[PR91598] Improve autoprefetcher heuristic in haifa-sched.c

public inbox for gcc-patches@gcc.gnu.org
 help / color / mirror / Atom feed

* [PR91598] Improve autoprefetcher heuristic in haifa-sched.c
@ 2019-08-29 16:43 Maxim Kuvyrkov
  2019-08-29 17:34 ` Richard Biener
  0 siblings, 1 reply; 9+ messages in thread
From: Maxim Kuvyrkov @ 2019-08-29 16:43 UTC (permalink / raw)
  To: GCC Patches; +Cc: Alexander Monakov, Wilco Dijkstra

[-- Attachment #1: Type: text/plain, Size: 1860 bytes --]

Hi,

This patch tweaks autoprefetcher heuristic in scheduler to better group memory loads and stores together.

From https://gcc.gnu.org/bugzilla/show_bug.cgi?id=91598:

There are two separate changes, both related to instruction scheduler, that cause the regression.  The first change in r253235 is responsible for 70% of the regression.
===
    haifa-sched: fix autopref_rank_for_schedule qsort comparator
    
            * haifa-sched.c (autopref_rank_for_schedule): Order 'irrelevant' insns
            first, always call autopref_rank_data otherwise.
    
    
    
    git-svn-id: svn+ssh://gcc.gnu.org/svn/gcc/trunk@253235 138bc75d-0d04-0410-961f-82ee72b054a4
===

After this change instead of
r1 = [rb + 0]
r2 = [rb + 8]
r3 = [rb + 16]
r4 = <math with r1>
r5 = <math with r2>
r6 = <math with r3>

we get
r1 = [rb + 0]
<math with r1>
r2 = [rb + 8]
<math with r2>
r3 = [rb + 16]
<math with r3>

which, apparently, cortex-a53 autoprefetcher doesn't recognize.  This schedule happens because r2= load gets lower priority than the "irrelevant" <math with r1> due to the above patch.

**Problem set**:
1 - Can you sum up the scheduler patch message in two sentences?
2 - How would you put this sentence from the scheduler patch message into Spanish: "This patch tweaks autoprefetcher heuristic in scheduler to better group memory loads and stores together."

(Spatial annotation entries)
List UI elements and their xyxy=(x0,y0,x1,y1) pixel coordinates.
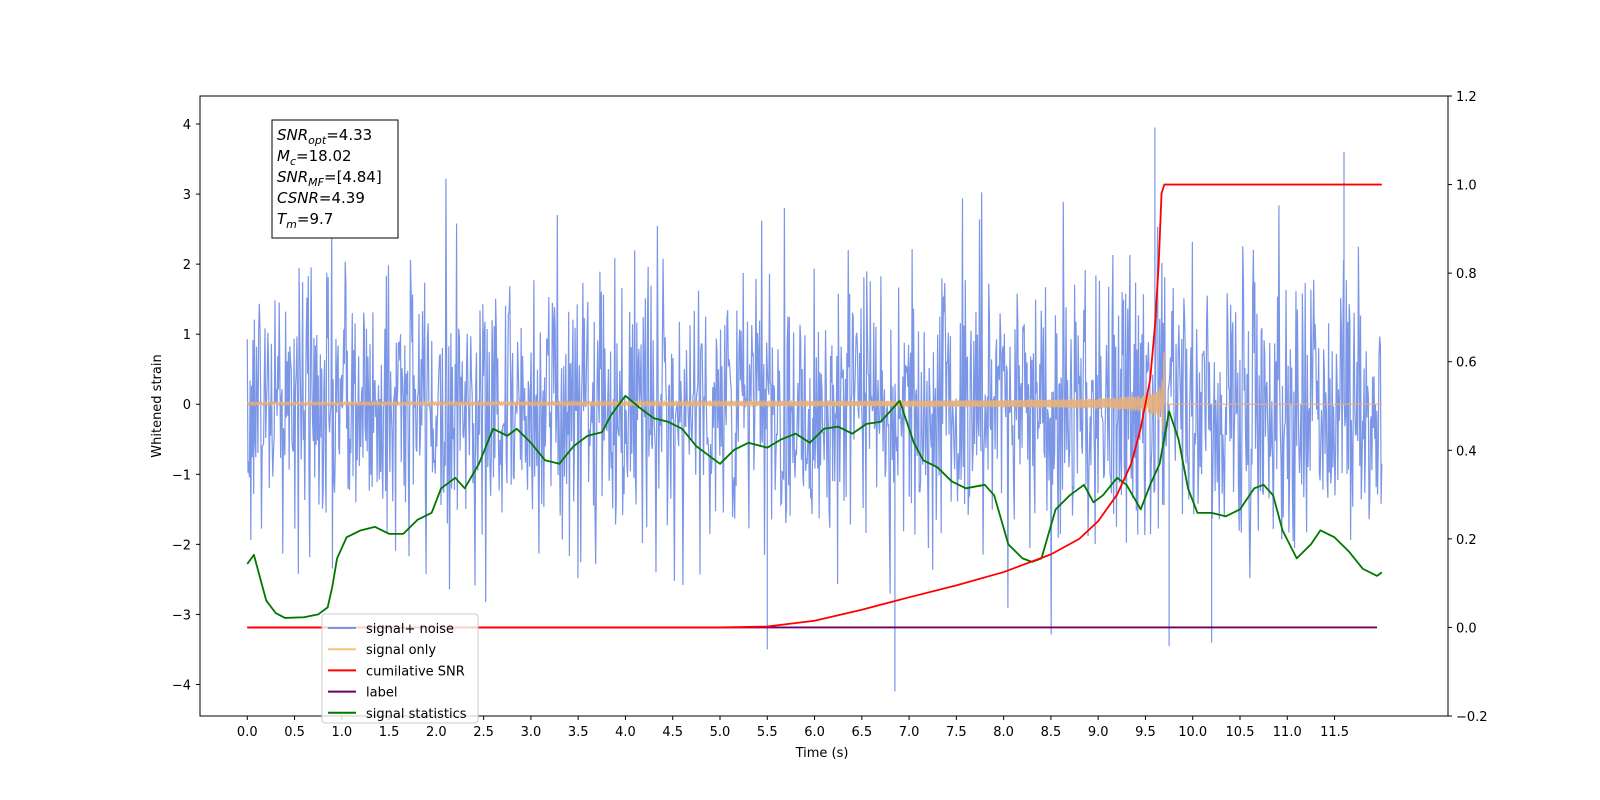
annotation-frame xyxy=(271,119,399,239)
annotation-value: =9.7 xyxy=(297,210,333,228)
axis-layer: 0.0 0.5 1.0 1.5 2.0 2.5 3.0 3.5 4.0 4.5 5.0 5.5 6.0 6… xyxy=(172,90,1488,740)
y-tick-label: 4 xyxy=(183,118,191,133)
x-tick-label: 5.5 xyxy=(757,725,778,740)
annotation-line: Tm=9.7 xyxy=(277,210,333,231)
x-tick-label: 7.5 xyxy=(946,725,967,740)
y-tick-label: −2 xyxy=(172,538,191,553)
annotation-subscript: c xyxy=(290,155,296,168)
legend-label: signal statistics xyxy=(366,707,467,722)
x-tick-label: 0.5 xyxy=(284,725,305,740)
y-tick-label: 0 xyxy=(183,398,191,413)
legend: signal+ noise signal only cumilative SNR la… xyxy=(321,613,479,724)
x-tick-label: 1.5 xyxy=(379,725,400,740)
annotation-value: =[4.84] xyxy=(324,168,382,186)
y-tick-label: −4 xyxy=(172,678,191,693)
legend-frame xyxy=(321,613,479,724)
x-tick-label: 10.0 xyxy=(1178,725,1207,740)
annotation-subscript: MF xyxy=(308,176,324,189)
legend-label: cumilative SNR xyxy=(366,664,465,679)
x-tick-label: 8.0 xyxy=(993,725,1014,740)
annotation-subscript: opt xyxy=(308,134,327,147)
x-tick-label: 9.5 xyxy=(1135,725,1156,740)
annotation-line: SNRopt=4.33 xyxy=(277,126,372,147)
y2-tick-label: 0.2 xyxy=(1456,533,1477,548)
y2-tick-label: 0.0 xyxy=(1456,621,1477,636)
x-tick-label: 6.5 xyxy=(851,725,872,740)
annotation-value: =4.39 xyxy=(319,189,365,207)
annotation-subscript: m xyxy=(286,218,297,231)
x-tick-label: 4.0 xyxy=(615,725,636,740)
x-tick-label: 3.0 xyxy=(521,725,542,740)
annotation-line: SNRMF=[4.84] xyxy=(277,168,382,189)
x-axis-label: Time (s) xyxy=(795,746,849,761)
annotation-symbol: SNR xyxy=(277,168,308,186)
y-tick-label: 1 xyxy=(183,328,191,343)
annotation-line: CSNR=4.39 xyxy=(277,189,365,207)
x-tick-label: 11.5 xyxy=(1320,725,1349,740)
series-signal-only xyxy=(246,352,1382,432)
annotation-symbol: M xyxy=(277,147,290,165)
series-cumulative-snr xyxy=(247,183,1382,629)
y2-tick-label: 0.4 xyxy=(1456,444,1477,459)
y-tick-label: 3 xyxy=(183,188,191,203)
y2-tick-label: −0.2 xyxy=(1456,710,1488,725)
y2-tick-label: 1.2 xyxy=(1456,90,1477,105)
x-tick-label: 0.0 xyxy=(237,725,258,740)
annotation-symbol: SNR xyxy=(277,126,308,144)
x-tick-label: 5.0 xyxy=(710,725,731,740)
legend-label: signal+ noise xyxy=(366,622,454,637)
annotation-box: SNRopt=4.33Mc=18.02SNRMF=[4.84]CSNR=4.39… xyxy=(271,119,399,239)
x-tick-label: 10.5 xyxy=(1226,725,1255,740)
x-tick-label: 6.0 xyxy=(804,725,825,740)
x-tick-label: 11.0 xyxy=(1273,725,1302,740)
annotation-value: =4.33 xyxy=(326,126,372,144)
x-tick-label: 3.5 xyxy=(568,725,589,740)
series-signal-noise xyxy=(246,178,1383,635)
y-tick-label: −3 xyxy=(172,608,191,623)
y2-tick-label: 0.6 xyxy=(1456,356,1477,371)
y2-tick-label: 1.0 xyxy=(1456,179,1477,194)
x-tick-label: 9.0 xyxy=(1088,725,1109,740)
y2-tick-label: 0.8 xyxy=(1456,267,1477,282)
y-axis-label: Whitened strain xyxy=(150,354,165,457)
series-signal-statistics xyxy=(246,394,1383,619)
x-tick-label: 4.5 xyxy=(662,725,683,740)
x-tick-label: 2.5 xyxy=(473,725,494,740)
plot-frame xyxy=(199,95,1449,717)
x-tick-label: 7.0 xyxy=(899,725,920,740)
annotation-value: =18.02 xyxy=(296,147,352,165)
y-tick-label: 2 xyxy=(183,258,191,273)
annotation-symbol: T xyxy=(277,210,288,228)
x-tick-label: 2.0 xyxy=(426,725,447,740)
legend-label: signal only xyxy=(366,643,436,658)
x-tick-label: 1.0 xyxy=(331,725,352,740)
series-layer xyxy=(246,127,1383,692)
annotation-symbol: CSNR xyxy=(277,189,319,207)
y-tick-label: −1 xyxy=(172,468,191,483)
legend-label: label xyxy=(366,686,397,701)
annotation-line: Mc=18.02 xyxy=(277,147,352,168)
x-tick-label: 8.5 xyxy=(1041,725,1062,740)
---
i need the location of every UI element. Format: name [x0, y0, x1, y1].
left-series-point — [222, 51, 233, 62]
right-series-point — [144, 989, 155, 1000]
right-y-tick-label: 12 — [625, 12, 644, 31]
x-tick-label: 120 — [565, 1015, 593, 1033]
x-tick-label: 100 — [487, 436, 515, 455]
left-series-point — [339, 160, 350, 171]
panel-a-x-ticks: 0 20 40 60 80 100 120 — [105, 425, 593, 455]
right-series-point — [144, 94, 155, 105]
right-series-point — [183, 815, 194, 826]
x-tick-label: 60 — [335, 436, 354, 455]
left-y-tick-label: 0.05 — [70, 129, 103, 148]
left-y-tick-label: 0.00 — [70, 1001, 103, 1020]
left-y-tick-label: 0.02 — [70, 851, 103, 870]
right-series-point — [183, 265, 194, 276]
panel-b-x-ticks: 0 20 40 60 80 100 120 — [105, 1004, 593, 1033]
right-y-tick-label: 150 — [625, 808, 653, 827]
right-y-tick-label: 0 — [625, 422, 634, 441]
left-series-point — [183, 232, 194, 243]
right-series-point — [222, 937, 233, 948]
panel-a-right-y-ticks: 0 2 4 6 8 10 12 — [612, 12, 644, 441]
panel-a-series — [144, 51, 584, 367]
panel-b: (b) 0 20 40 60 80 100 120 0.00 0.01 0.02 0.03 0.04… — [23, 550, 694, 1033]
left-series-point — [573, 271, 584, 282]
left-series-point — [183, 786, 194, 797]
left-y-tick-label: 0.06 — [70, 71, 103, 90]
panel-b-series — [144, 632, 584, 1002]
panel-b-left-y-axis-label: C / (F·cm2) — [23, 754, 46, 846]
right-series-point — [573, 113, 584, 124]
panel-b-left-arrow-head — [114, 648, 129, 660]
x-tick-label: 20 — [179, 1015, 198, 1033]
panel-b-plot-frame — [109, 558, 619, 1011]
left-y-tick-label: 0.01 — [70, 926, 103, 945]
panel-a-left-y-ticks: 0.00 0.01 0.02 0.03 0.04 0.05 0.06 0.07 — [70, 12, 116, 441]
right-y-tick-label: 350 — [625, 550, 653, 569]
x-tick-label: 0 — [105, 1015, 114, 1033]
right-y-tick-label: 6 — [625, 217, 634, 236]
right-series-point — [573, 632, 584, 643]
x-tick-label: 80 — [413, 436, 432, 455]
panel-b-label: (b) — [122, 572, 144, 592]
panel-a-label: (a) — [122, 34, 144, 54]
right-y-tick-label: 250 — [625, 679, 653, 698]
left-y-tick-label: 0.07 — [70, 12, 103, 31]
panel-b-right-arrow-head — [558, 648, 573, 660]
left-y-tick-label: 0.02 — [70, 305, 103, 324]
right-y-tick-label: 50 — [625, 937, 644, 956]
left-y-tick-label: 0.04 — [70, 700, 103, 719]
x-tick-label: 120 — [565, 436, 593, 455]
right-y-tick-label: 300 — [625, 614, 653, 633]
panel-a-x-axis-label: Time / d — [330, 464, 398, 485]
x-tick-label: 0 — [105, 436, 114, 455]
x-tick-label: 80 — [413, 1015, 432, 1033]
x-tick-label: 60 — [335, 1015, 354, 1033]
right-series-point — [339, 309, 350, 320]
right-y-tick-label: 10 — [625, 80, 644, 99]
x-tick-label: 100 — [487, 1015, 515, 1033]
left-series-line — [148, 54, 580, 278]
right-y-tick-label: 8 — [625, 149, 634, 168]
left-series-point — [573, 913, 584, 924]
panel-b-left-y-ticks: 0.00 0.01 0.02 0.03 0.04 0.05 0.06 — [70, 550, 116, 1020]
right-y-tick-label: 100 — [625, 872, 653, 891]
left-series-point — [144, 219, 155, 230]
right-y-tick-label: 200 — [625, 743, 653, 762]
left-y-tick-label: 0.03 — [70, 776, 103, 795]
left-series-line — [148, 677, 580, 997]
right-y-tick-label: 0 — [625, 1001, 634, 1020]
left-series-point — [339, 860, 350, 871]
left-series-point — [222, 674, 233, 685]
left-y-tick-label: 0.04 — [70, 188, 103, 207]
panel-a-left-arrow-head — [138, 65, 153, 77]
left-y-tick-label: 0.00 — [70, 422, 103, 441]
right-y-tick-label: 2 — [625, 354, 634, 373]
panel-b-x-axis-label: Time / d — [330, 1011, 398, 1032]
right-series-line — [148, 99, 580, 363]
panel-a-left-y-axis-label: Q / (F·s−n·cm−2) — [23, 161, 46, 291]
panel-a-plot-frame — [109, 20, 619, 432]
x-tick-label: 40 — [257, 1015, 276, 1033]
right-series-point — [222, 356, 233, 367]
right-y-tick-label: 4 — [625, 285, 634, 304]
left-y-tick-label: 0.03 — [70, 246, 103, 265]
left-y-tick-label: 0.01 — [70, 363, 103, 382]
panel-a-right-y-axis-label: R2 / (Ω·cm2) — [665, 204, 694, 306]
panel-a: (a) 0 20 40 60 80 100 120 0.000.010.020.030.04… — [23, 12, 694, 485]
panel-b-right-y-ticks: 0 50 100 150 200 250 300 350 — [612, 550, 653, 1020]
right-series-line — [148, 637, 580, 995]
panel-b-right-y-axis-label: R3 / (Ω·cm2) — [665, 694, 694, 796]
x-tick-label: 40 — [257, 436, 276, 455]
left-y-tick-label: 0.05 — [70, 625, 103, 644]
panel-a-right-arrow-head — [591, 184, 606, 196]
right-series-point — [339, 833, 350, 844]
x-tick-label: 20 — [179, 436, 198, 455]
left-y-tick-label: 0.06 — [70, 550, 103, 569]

**Final results**:
1 - The patch adjusts the scheduler's autoprefetcher heuristic to group memory loads and stores together better, addressing a regression caused by two separate scheduler changes, of which r253235 is responsible for 70%. After r253235, each load is followed by the math that uses it instead of the loads being grouped together, which the cortex-a53 autoprefetcher apparently doesn't recognize, because the second load gets lower priority than the "irrelevant" math with the first.

2 - Este parche ajusta la heurística del autoprefetcher en el planificador para agrupar mejor las cargas y los almacenamientos de memoria.